━━━━━ Data provided ━━━━━

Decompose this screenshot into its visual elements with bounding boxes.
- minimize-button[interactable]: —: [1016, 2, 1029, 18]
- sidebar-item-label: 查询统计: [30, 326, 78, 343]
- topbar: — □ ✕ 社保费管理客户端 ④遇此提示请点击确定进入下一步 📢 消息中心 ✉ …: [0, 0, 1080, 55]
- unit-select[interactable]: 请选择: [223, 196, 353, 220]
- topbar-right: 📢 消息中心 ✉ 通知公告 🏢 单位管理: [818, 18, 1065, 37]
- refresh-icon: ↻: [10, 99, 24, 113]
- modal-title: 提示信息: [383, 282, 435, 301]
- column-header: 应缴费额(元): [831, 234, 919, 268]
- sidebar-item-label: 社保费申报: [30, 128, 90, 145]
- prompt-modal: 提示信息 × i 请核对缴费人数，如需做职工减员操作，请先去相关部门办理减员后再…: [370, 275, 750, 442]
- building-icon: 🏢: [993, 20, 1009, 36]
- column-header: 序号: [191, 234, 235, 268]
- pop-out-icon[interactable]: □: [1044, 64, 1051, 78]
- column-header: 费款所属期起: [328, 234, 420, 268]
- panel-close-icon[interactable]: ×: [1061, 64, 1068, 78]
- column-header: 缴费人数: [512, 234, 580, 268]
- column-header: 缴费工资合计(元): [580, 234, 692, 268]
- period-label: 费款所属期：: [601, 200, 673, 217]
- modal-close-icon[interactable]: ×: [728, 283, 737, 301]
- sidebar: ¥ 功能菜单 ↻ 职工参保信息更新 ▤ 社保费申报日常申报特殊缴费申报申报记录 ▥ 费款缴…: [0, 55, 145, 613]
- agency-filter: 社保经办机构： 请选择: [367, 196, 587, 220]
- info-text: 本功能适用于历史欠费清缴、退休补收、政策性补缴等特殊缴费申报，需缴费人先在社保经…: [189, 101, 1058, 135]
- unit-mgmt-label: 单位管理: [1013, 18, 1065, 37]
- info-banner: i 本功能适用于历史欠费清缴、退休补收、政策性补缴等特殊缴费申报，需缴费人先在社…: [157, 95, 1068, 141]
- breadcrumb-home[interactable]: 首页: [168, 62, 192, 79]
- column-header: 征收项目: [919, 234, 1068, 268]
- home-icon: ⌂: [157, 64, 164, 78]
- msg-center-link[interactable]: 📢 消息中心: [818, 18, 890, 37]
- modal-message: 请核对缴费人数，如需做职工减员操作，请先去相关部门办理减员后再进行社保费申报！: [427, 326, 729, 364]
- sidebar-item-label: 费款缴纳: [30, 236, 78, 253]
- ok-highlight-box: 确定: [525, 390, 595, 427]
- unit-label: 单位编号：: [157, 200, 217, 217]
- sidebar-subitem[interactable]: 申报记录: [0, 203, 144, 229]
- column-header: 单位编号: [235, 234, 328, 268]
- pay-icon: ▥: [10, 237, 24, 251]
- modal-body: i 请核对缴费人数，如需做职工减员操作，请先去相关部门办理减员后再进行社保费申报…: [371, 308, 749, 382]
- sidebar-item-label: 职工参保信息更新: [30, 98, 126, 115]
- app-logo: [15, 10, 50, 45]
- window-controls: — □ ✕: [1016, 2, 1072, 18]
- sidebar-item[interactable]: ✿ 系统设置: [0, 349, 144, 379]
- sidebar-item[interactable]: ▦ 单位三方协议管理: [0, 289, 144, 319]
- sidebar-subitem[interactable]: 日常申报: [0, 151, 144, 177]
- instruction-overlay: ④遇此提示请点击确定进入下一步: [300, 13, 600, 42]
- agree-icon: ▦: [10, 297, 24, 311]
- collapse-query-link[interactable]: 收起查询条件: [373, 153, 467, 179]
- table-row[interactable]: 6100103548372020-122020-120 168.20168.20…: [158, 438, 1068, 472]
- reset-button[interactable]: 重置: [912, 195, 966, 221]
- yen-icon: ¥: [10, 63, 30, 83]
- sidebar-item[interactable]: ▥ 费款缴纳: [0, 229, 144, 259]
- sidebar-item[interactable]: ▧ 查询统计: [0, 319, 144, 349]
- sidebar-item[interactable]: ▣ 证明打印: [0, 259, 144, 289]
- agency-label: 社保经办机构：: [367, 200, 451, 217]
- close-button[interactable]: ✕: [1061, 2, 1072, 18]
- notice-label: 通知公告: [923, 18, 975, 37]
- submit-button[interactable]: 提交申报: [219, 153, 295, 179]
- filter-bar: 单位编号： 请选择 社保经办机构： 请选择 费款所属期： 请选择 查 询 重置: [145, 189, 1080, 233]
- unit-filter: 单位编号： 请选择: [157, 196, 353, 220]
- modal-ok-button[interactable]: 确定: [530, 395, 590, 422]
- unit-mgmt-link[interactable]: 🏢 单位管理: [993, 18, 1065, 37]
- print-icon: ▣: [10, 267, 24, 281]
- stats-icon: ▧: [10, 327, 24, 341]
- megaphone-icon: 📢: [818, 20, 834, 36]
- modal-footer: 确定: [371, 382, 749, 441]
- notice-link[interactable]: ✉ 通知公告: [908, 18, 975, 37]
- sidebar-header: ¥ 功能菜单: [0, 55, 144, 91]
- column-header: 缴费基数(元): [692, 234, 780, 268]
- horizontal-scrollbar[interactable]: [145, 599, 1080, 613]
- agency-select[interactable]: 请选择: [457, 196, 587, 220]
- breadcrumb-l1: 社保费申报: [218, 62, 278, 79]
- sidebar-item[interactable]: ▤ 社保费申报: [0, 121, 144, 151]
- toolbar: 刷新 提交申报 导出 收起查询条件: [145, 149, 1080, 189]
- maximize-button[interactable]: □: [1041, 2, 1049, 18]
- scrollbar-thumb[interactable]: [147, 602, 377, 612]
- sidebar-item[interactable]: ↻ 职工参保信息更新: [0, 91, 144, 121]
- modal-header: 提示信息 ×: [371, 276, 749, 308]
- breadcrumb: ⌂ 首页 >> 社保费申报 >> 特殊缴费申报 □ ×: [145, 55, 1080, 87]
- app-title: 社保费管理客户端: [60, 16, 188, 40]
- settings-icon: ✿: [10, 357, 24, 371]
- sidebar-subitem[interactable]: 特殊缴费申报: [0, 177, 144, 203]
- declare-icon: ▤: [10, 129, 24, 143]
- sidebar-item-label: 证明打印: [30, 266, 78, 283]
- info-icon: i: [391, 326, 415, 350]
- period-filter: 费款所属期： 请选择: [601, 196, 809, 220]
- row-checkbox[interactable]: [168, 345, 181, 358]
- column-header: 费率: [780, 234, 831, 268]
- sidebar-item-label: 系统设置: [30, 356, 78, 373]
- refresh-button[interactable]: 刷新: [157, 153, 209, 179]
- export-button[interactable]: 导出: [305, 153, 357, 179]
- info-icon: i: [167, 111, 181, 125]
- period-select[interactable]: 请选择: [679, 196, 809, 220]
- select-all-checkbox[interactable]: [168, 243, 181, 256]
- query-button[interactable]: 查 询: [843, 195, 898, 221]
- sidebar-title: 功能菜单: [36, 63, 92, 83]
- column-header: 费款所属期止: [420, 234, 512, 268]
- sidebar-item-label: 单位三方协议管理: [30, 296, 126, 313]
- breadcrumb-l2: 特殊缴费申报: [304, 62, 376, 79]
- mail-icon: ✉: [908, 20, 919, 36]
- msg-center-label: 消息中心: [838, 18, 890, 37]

━━━━━

= Exercise task =
Reproduce the lines of the material verbatim, starting with its first line and ending with the line that contains "- topbar-right: 📢".

= Correct result =
Decompose this screenshot into its visual elements with bounding boxes.
- minimize-button[interactable]: —: [1016, 2, 1029, 18]
- sidebar-item-label: 查询统计: [30, 326, 78, 343]
- topbar: — □ ✕ 社保费管理客户端 ④遇此提示请点击确定进入下一步 📢 消息中心 ✉ …: [0, 0, 1080, 55]
- unit-select[interactable]: 请选择: [223, 196, 353, 220]
- topbar-right: 📢 消息中心 ✉ 通知公告 🏢 单位管理: [818, 18, 1065, 37]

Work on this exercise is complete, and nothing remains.